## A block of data
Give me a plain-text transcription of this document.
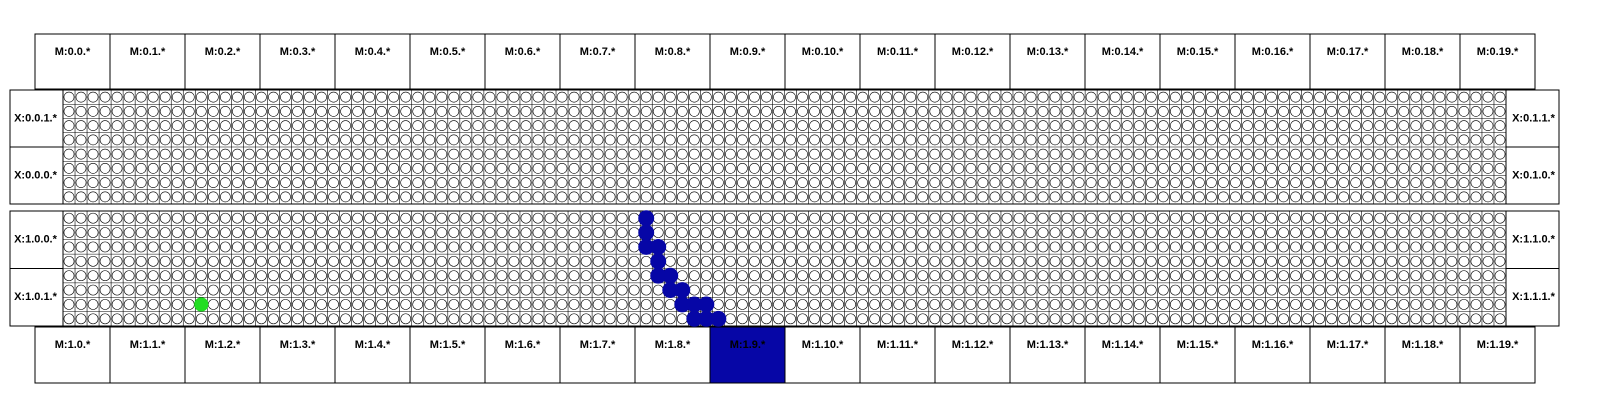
M:0.0.*	M:0.1.*	M:0.2.*	M:0.3.*	M:0.4.*	M:0.5.*	M:0.6.*	M:0.7.*	M:0.8.*	M:0.9.*	M:0.10.*	M:0.11.*	M:0.12.*	M:0.13.*	M:0.14.*	M:0.15.*	M:0.16.*	M:0.17.*	M:0.18.*	M:0.19.*
M:1.0.*	M:1.1.*	M:1.2.*	M:1.3.*	M:1.4.*	M:1.5.*	M:1.6.*	M:1.7.*	M:1.8.*	M:1.9.*	M:1.10.*	M:1.11.*	M:1.12.*	M:1.13.*	M:1.14.*	M:1.15.*	M:1.16.*	M:1.17.*	M:1.18.*	M:1.19.*
X:0.0.1.*	X:0.1.1.*
X:0.0.0.*	X:0.1.0.*
X:1.0.0.*	X:1.1.0.*
X:1.0.1.*	X:1.1.1.*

## Stated goal
From the material above, reproduce everything verbatim except the pictures.

## Response to this exercise
Give me a plain-text transcription of this document.
M:0.0.*	M:0.1.*	M:0.2.*	M:0.3.*	M:0.4.*	M:0.5.*	M:0.6.*	M:0.7.*	M:0.8.*	M:0.9.*	M:0.10.*	M:0.11.*	M:0.12.*	M:0.13.*	M:0.14.*	M:0.15.*	M:0.16.*	M:0.17.*	M:0.18.*	M:0.19.*
M:1.0.*	M:1.1.*	M:1.2.*	M:1.3.*	M:1.4.*	M:1.5.*	M:1.6.*	M:1.7.*	M:1.8.*	M:1.9.*	M:1.10.*	M:1.11.*	M:1.12.*	M:1.13.*	M:1.14.*	M:1.15.*	M:1.16.*	M:1.17.*	M:1.18.*	M:1.19.*
X:0.0.1.*	X:0.1.1.*
X:0.0.0.*	X:0.1.0.*
X:1.0.0.*	X:1.1.0.*
X:1.0.1.*	X:1.1.1.*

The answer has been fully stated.